Pull out each line of the records holding the string "nflow".
-- START Entries supplied --
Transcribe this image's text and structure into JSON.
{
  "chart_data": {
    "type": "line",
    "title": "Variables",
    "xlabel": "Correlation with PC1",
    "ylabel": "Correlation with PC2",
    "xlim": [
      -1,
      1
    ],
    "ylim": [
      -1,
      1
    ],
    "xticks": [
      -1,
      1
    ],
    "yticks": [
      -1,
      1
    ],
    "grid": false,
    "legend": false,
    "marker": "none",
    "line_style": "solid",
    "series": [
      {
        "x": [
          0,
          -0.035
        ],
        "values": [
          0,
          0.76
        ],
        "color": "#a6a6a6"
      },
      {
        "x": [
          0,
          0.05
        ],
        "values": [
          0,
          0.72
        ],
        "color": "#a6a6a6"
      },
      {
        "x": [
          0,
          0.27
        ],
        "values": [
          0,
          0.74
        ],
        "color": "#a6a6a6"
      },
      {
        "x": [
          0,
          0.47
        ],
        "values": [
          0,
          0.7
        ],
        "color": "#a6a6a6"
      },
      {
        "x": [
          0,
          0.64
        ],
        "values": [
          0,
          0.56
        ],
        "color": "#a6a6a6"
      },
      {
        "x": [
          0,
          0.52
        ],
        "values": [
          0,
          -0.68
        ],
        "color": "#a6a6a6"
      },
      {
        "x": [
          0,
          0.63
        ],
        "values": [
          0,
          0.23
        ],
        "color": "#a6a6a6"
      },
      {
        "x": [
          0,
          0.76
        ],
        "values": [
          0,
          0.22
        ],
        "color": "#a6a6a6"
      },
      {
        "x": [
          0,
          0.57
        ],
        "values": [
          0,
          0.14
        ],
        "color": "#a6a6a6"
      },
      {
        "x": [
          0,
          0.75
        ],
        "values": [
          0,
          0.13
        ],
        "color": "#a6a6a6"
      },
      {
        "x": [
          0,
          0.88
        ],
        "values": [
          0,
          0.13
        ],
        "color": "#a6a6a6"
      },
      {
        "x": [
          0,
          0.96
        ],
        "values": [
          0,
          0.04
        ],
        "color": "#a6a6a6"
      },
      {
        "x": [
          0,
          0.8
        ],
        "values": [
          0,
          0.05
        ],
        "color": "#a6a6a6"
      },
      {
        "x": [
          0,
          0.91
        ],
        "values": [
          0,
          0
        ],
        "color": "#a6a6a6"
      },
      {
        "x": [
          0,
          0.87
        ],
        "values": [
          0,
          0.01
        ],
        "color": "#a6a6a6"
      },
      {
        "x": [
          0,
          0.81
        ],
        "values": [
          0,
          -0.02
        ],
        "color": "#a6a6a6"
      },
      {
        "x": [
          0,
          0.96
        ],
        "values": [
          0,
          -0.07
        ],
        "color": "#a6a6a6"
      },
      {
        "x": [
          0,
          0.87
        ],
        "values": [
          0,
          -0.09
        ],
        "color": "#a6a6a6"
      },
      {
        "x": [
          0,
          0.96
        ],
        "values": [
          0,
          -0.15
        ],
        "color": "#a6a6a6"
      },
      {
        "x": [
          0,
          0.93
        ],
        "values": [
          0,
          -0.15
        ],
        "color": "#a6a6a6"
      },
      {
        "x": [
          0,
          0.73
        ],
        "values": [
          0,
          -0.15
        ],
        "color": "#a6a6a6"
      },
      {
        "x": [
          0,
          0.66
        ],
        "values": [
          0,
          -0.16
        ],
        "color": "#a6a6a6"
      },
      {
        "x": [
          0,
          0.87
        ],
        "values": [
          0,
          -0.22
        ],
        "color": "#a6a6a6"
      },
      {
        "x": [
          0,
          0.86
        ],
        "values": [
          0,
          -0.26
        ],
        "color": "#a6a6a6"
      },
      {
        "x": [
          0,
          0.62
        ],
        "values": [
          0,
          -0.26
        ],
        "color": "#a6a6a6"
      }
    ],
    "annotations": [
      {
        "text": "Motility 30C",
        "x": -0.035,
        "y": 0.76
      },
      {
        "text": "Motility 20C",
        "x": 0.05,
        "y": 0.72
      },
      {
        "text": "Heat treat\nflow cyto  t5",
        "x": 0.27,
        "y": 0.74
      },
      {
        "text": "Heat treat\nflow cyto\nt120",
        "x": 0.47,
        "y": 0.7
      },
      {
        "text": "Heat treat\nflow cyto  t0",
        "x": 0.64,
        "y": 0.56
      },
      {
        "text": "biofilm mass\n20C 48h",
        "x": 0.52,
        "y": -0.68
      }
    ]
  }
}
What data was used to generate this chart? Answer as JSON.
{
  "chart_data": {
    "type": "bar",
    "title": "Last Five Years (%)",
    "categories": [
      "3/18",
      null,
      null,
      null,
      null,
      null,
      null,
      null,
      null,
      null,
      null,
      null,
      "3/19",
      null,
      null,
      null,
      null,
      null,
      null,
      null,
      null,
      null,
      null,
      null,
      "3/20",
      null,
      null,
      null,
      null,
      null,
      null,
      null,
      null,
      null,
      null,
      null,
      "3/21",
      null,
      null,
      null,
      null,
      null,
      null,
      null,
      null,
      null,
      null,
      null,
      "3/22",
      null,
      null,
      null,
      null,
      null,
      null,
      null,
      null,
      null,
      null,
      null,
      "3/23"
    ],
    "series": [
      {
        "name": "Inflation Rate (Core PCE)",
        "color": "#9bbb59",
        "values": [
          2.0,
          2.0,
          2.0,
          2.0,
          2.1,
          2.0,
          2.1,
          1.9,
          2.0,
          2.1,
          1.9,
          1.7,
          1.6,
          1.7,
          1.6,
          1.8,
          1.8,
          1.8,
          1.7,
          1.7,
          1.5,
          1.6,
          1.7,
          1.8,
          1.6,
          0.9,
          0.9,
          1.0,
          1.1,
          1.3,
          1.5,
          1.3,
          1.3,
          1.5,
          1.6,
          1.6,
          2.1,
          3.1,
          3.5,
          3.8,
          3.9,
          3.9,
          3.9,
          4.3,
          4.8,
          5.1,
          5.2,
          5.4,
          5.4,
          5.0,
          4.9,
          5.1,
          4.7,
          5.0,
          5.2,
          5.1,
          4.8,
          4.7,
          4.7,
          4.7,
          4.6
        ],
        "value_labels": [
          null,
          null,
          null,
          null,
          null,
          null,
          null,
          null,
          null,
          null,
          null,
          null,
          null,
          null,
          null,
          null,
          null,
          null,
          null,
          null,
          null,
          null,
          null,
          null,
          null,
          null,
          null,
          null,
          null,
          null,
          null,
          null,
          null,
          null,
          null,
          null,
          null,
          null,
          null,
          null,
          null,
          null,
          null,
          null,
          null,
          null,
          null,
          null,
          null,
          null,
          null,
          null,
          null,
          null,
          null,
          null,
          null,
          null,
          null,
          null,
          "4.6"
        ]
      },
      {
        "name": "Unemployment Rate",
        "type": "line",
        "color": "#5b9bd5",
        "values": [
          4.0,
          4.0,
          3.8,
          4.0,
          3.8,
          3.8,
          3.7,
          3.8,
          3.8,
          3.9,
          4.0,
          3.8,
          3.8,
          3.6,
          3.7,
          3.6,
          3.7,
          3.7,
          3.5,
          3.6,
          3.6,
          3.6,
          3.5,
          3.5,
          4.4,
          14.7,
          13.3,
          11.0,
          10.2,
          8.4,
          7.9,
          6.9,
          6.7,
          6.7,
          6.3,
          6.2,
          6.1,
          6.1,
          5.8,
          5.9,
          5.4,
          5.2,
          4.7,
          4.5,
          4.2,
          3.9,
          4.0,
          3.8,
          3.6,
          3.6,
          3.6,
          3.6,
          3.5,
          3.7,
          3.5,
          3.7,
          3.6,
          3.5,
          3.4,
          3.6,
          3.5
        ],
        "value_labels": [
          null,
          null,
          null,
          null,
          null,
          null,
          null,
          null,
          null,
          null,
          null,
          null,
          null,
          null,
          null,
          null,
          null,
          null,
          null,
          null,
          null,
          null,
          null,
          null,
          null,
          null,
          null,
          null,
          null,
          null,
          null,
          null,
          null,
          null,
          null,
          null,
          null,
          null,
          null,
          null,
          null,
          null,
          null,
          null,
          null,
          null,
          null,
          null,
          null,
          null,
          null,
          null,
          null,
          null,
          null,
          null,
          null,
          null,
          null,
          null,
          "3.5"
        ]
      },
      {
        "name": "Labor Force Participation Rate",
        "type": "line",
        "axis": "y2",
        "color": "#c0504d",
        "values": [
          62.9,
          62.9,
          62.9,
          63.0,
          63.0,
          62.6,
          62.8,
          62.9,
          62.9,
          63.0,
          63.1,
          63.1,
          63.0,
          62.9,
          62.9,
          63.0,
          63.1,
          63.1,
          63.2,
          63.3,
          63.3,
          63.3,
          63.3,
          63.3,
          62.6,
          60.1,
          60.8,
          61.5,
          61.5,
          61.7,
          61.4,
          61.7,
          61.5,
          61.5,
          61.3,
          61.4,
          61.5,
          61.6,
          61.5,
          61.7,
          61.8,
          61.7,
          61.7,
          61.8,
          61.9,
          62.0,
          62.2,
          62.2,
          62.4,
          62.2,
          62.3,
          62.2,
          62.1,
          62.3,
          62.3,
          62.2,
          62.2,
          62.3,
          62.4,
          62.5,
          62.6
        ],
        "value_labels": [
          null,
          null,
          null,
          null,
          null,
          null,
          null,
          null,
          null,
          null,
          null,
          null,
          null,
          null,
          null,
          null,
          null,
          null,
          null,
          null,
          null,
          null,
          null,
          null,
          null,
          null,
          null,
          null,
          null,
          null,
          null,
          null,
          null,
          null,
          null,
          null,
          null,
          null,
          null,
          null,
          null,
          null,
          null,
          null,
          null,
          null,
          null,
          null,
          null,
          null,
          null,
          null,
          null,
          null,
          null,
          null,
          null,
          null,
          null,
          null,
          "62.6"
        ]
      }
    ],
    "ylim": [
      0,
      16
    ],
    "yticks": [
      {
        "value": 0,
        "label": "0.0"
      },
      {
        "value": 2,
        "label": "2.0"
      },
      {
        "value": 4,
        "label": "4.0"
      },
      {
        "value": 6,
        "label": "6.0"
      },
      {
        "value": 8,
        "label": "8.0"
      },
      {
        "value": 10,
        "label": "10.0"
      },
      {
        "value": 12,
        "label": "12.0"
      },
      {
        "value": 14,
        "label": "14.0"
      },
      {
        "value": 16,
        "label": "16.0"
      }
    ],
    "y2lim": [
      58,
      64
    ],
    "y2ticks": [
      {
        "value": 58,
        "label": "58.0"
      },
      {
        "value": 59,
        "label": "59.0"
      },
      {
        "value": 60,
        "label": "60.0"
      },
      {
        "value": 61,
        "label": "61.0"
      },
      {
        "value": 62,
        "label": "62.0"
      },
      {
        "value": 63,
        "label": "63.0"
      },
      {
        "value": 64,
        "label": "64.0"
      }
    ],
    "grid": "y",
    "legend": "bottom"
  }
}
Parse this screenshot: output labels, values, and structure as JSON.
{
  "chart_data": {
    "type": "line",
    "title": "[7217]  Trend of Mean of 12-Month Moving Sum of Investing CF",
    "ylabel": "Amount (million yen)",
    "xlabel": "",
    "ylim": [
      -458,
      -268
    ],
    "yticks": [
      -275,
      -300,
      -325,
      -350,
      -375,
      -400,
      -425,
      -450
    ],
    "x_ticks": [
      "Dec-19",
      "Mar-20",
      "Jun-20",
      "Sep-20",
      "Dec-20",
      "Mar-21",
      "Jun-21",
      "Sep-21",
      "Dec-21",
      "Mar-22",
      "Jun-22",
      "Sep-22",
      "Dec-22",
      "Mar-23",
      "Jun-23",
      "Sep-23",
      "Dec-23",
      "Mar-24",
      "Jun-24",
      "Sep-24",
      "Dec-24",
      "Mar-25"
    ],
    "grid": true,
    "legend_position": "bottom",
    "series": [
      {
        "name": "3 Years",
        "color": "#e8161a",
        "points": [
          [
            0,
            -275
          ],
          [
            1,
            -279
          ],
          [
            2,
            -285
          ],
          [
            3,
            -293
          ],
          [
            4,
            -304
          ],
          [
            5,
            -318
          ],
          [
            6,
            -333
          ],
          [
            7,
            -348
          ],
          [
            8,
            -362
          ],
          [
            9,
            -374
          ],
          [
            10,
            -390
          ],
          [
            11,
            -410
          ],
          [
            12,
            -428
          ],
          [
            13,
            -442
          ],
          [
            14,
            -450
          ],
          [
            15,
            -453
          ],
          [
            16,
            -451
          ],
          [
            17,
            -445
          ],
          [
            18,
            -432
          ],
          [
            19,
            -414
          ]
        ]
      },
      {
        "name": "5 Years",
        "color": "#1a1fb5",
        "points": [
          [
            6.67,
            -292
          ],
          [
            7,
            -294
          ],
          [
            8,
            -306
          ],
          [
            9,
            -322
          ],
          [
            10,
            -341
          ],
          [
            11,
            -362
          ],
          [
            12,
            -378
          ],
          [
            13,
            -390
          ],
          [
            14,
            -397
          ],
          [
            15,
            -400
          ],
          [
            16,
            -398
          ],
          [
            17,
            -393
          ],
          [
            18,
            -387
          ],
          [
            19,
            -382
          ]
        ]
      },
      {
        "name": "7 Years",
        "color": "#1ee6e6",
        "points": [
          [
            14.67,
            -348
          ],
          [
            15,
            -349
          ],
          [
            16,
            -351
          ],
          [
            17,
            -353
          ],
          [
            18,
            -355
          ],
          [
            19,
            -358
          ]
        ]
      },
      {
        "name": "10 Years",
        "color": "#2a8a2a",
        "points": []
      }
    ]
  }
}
-- END Entries supplied --
* _Expected output_
        "text": "Heat treat\nflow cyto  t5",
        "text": "Heat treat\nflow cyto\nt120",
        "text": "Heat treat\nflow cyto  t0",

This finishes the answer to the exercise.